▶ **AIM OF THE TASK**
Please retype the data in full and exactly; the pictures are not part of the copy.

(Data extracted from a collection)
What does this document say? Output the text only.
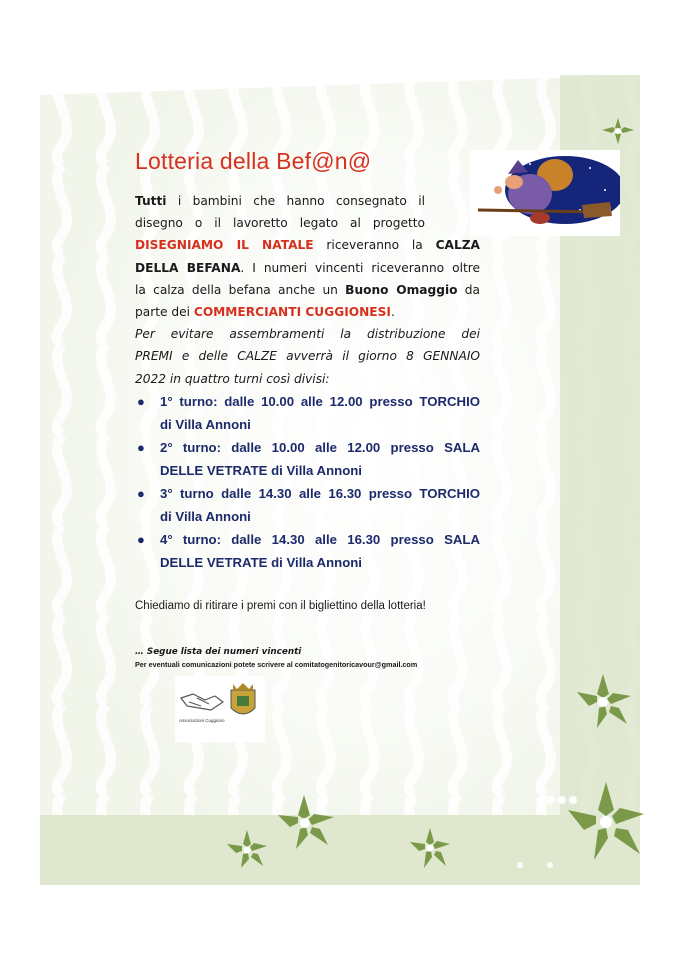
Lotteria della Bef@n@
Tutti i bambini che hanno consegnato il
disegno o il lavoretto legato al progetto
DISEGNIAMO IL NATALE riceveranno la CALZA
DELLA BEFANA. I numeri vincenti riceveranno oltre
la calza della befana anche un Buono Omaggio da
parte dei COMMERCIANTI CUGGIONESI.
Per evitare assembramenti la distribuzione dei
PREMI e delle CALZE avverrà il giorno 8 GENNAIO
2022 in quattro turni così divisi:
● 1° turno: dalle 10.00 alle 12.00 presso TORCHIO
di Villa Annoni
● 2° turno: dalle 10.00 alle 12.00 presso SALA
DELLE VETRATE di Villa Annoni
● 3° turno dalle 14.30 alle 16.30 presso TORCHIO
di Villa Annoni
● 4° turno: dalle 14.30 alle 16.30 presso SALA
DELLE VETRATE di Villa Annoni
Chiediamo di ritirare i premi con il bigliettino della lotteria!
… Segue lista dei numeri vincenti
Per eventuali comunicazioni potete scrivere al comitatogenitoricavour@gmail.com
Associazioni Cuggiono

▶ **ANSWER TO THIS TASK**
What does this document say? Output the text only.
Lotteria della Bef@n@
Tutti i bambini che hanno consegnato il
disegno o il lavoretto legato al progetto
DISEGNIAMO IL NATALE riceveranno la CALZA
DELLA BEFANA. I numeri vincenti riceveranno oltre
la calza della befana anche un Buono Omaggio da
parte dei COMMERCIANTI CUGGIONESI.
Per evitare assembramenti la distribuzione dei
PREMI e delle CALZE avverrà il giorno 8 GENNAIO
2022 in quattro turni così divisi:
● 1° turno: dalle 10.00 alle 12.00 presso TORCHIO
di Villa Annoni
● 2° turno: dalle 10.00 alle 12.00 presso SALA
DELLE VETRATE di Villa Annoni
● 3° turno dalle 14.30 alle 16.30 presso TORCHIO
di Villa Annoni
● 4° turno: dalle 14.30 alle 16.30 presso SALA
DELLE VETRATE di Villa Annoni
Chiediamo di ritirare i premi con il bigliettino della lotteria!
… Segue lista dei numeri vincenti
Per eventuali comunicazioni potete scrivere al comitatogenitoricavour@gmail.com
Associazioni Cuggiono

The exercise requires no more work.